**Problem:** Everything in the listing should be restated word for word.

**Source material:**
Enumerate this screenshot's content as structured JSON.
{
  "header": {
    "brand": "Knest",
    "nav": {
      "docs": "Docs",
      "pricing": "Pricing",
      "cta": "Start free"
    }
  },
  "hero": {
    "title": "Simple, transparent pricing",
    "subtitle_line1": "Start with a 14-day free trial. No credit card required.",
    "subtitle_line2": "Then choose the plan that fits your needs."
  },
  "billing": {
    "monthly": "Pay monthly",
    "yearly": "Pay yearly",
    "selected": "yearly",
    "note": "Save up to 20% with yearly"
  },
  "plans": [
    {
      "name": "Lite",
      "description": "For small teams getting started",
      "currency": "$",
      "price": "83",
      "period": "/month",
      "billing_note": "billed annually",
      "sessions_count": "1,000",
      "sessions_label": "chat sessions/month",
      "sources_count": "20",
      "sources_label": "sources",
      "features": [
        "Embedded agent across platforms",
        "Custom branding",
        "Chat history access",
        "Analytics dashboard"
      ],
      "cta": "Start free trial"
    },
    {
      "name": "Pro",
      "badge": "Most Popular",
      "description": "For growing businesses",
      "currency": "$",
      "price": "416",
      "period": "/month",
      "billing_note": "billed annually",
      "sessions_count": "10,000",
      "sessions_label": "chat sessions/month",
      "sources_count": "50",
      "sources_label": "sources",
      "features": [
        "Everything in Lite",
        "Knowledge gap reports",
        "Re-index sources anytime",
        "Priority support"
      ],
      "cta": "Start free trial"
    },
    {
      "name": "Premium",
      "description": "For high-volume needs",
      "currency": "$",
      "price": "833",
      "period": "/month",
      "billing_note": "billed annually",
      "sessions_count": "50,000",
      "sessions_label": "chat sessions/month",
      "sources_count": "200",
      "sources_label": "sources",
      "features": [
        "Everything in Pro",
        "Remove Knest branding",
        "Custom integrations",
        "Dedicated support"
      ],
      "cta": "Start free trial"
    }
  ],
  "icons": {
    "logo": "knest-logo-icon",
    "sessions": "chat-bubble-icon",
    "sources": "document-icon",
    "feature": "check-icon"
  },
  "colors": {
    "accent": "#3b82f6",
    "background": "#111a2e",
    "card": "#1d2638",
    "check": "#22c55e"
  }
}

**Output of the task:**
Enumerate this screenshot's content as structured JSON.
{
  "header": {
    "brand": "Knest",
    "nav": {
      "docs": "Docs",
      "pricing": "Pricing",
      "cta": "Start free"
    }
  },
  "hero": {
    "title": "Simple, transparent pricing",
    "subtitle_line1": "Start with a 14-day free trial. No credit card required.",
    "subtitle_line2": "Then choose the plan that fits your needs."
  },
  "billing": {
    "monthly": "Pay monthly",
    "yearly": "Pay yearly",
    "selected": "yearly",
    "note": "Save up to 20% with yearly"
  },
  "plans": [
    {
      "name": "Lite",
      "description": "For small teams getting started",
      "currency": "$",
      "price": "83",
      "period": "/month",
      "billing_note": "billed annually",
      "sessions_count": "1,000",
      "sessions_label": "chat sessions/month",
      "sources_count": "20",
      "sources_label": "sources",
      "features": [
        "Embedded agent across platforms",
        "Custom branding",
        "Chat history access",
        "Analytics dashboard"
      ],
      "cta": "Start free trial"
    },
    {
      "name": "Pro",
      "badge": "Most Popular",
      "description": "For growing businesses",
      "currency": "$",
      "price": "416",
      "period": "/month",
      "billing_note": "billed annually",
      "sessions_count": "10,000",
      "sessions_label": "chat sessions/month",
      "sources_count": "50",
      "sources_label": "sources",
      "features": [
        "Everything in Lite",
        "Knowledge gap reports",
        "Re-index sources anytime",
        "Priority support"
      ],
      "cta": "Start free trial"
    },
    {
      "name": "Premium",
      "description": "For high-volume needs",
      "currency": "$",
      "price": "833",
      "period": "/month",
      "billing_note": "billed annually",
      "sessions_count": "50,000",
      "sessions_label": "chat sessions/month",
      "sources_count": "200",
      "sources_label": "sources",
      "features": [
        "Everything in Pro",
        "Remove Knest branding",
        "Custom integrations",
        "Dedicated support"
      ],
      "cta": "Start free trial"
    }
  ],
  "icons": {
    "logo": "knest-logo-icon",
    "sessions": "chat-bubble-icon",
    "sources": "document-icon",
    "feature": "check-icon"
  },
  "colors": {
    "accent": "#3b82f6",
    "background": "#111a2e",
    "card": "#1d2638",
    "check": "#22c55e"
  }
}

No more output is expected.